#### Set task:
Reproduce exactly, with no other output, every line of the data below from the line containing "Give me a plain-text" to the end, inclusive.

** start Record set **

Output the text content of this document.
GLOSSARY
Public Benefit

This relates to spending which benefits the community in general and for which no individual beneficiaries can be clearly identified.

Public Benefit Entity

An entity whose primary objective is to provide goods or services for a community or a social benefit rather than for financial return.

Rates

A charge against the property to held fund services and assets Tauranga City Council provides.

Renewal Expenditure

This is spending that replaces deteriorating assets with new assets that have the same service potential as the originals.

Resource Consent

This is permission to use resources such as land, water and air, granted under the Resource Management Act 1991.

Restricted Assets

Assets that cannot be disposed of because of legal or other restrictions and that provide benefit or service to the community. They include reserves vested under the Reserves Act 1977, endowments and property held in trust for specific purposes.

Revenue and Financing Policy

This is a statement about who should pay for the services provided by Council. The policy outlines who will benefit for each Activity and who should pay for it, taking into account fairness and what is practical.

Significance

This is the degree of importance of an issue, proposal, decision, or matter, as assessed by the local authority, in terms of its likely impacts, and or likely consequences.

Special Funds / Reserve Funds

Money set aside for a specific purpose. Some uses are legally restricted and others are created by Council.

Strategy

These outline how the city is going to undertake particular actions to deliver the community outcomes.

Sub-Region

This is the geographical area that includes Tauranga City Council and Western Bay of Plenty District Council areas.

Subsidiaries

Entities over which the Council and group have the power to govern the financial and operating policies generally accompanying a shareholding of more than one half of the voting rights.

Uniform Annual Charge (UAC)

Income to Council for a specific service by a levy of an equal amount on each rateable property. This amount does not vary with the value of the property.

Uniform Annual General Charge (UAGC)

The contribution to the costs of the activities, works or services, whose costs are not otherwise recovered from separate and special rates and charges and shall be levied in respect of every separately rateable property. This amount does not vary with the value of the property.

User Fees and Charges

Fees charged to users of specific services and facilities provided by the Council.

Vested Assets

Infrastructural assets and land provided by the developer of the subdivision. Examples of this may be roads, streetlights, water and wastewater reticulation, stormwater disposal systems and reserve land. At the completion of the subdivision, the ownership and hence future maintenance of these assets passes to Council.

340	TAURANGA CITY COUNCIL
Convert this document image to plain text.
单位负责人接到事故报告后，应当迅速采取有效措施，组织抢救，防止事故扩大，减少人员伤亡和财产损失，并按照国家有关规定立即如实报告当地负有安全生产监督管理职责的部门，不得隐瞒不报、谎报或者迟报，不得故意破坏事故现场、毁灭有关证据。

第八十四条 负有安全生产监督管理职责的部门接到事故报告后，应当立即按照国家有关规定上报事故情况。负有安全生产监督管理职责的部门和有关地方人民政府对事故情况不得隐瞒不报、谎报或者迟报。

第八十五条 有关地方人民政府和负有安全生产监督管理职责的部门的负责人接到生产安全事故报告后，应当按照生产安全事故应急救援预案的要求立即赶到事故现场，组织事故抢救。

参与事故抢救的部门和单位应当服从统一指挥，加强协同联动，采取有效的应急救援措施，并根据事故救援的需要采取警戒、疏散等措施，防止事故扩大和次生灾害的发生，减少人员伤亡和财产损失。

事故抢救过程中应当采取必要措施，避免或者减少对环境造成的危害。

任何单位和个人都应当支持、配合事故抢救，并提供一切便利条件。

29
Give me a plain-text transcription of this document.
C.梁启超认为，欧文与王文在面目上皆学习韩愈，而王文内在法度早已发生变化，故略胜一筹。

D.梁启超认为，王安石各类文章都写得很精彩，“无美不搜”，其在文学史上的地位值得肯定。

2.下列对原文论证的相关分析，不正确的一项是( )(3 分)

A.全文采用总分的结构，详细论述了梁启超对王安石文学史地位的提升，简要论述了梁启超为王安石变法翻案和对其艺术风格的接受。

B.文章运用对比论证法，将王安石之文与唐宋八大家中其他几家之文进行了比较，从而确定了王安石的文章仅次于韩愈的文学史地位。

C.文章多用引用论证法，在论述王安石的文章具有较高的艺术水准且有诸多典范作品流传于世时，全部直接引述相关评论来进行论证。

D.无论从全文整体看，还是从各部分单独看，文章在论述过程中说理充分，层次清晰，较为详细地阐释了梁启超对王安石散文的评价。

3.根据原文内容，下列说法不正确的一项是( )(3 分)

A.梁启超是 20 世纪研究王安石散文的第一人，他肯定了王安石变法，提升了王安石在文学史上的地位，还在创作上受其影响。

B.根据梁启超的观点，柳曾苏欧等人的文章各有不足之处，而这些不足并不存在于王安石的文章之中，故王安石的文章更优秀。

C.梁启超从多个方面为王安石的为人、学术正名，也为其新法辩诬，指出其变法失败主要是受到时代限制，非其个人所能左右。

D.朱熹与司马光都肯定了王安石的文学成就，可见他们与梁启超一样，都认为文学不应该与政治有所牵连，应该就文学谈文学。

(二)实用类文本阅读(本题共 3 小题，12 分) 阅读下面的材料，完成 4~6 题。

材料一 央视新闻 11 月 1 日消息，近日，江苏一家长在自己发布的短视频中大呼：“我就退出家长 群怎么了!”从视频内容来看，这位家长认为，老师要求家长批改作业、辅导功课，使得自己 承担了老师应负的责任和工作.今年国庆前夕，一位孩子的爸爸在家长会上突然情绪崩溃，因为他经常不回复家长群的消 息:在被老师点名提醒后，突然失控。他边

** end Record set **

#### Response to the task:
Give me a plain-text transcription of this document.
C.梁启超认为，欧文与王文在面目上皆学习韩愈，而王文内在法度早已发生变化，故略胜一筹。

D.梁启超认为，王安石各类文章都写得很精彩，“无美不搜”，其在文学史上的地位值得肯定。

2.下列对原文论证的相关分析，不正确的一项是( )(3 分)

A.全文采用总分的结构，详细论述了梁启超对王安石文学史地位的提升，简要论述了梁启超为王安石变法翻案和对其艺术风格的接受。

B.文章运用对比论证法，将王安石之文与唐宋八大家中其他几家之文进行了比较，从而确定了王安石的文章仅次于韩愈的文学史地位。

C.文章多用引用论证法，在论述王安石的文章具有较高的艺术水准且有诸多典范作品流传于世时，全部直接引述相关评论来进行论证。

D.无论从全文整体看，还是从各部分单独看，文章在论述过程中说理充分，层次清晰，较为详细地阐释了梁启超对王安石散文的评价。

3.根据原文内容，下列说法不正确的一项是( )(3 分)

A.梁启超是 20 世纪研究王安石散文的第一人，他肯定了王安石变法，提升了王安石在文学史上的地位，还在创作上受其影响。

B.根据梁启超的观点，柳曾苏欧等人的文章各有不足之处，而这些不足并不存在于王安石的文章之中，故王安石的文章更优秀。

C.梁启超从多个方面为王安石的为人、学术正名，也为其新法辩诬，指出其变法失败主要是受到时代限制，非其个人所能左右。

D.朱熹与司马光都肯定了王安石的文学成就，可见他们与梁启超一样，都认为文学不应该与政治有所牵连，应该就文学谈文学。

(二)实用类文本阅读(本题共 3 小题，12 分) 阅读下面的材料，完成 4~6 题。

材料一 央视新闻 11 月 1 日消息，近日，江苏一家长在自己发布的短视频中大呼：“我就退出家长 群怎么了!”从视频内容来看，这位家长认为，老师要求家长批改作业、辅导功课，使得自己 承担了老师应负的责任和工作.今年国庆前夕，一位孩子的爸爸在家长会上突然情绪崩溃，因为他经常不回复家长群的消 息:在被老师点名提醒后，突然失控。他边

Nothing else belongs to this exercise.